▸ **Stated problem**: The records underneath are to be repeated exactly, with the pictures left out.

begin Rows

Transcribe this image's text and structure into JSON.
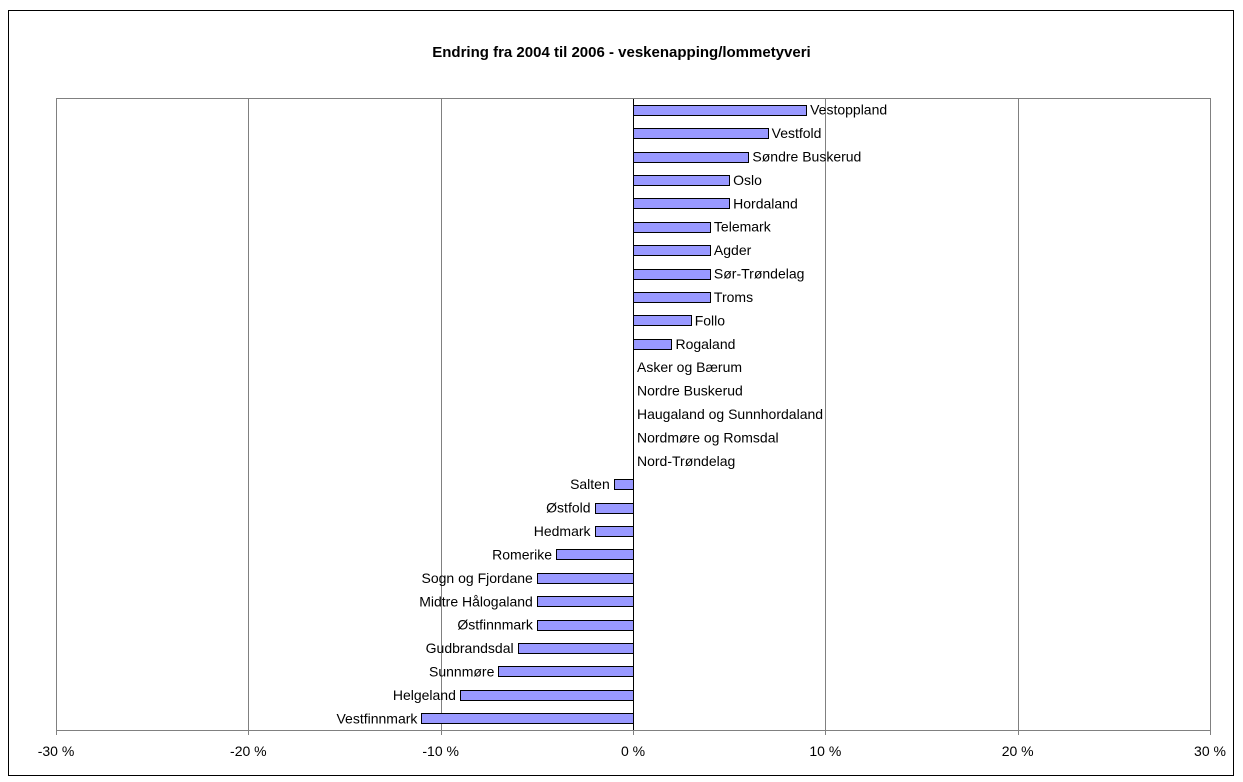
{
  "chart_data": {
    "type": "bar",
    "orientation": "horizontal",
    "title": "Endring fra 2004 til 2006 - veskenapping/lommetyveri",
    "xlabel": "",
    "ylabel": "",
    "xlim": [
      -30,
      30
    ],
    "x_ticks": [
      -30,
      -20,
      -10,
      0,
      10,
      20,
      30
    ],
    "x_tick_labels": [
      "-30 %",
      "-20 %",
      "-10 %",
      "0 %",
      "10 %",
      "20 %",
      "30 %"
    ],
    "grid": true,
    "legend": "none",
    "categories": [
      "Vestoppland",
      "Vestfold",
      "Søndre Buskerud",
      "Oslo",
      "Hordaland",
      "Telemark",
      "Agder",
      "Sør-Trøndelag",
      "Troms",
      "Follo",
      "Rogaland",
      "Asker og Bærum",
      "Nordre Buskerud",
      "Haugaland og Sunnhordaland",
      "Nordmøre og Romsdal",
      "Nord-Trøndelag",
      "Salten",
      "Østfold",
      "Hedmark",
      "Romerike",
      "Sogn og Fjordane",
      "Midtre Hålogaland",
      "Østfinnmark",
      "Gudbrandsdal",
      "Sunnmøre",
      "Helgeland",
      "Vestfinnmark"
    ],
    "values": [
      9,
      7,
      6,
      5,
      5,
      4,
      4,
      4,
      4,
      3,
      2,
      0,
      0,
      0,
      0,
      0,
      -1,
      -2,
      -2,
      -4,
      -5,
      -5,
      -5,
      -6,
      -7,
      -9,
      -11
    ],
    "bar_color": "#9999ff",
    "bar_border_color": "#000000",
    "grid_color": "#808080"
  }
}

end Rows

▸ **Answer to the exercise**:
Transcribe this image's text and structure into JSON.
{
  "chart_data": {
    "type": "bar",
    "orientation": "horizontal",
    "title": "Endring fra 2004 til 2006 - veskenapping/lommetyveri",
    "xlabel": "",
    "ylabel": "",
    "xlim": [
      -30,
      30
    ],
    "x_ticks": [
      -30,
      -20,
      -10,
      0,
      10,
      20,
      30
    ],
    "x_tick_labels": [
      "-30 %",
      "-20 %",
      "-10 %",
      "0 %",
      "10 %",
      "20 %",
      "30 %"
    ],
    "grid": true,
    "legend": "none",
    "categories": [
      "Vestoppland",
      "Vestfold",
      "Søndre Buskerud",
      "Oslo",
      "Hordaland",
      "Telemark",
      "Agder",
      "Sør-Trøndelag",
      "Troms",
      "Follo",
      "Rogaland",
      "Asker og Bærum",
      "Nordre Buskerud",
      "Haugaland og Sunnhordaland",
      "Nordmøre og Romsdal",
      "Nord-Trøndelag",
      "Salten",
      "Østfold",
      "Hedmark",
      "Romerike",
      "Sogn og Fjordane",
      "Midtre Hålogaland",
      "Østfinnmark",
      "Gudbrandsdal",
      "Sunnmøre",
      "Helgeland",
      "Vestfinnmark"
    ],
    "values": [
      9,
      7,
      6,
      5,
      5,
      4,
      4,
      4,
      4,
      3,
      2,
      0,
      0,
      0,
      0,
      0,
      -1,
      -2,
      -2,
      -4,
      -5,
      -5,
      -5,
      -6,
      -7,
      -9,
      -11
    ],
    "bar_color": "#9999ff",
    "bar_border_color": "#000000",
    "grid_color": "#808080"
  }
}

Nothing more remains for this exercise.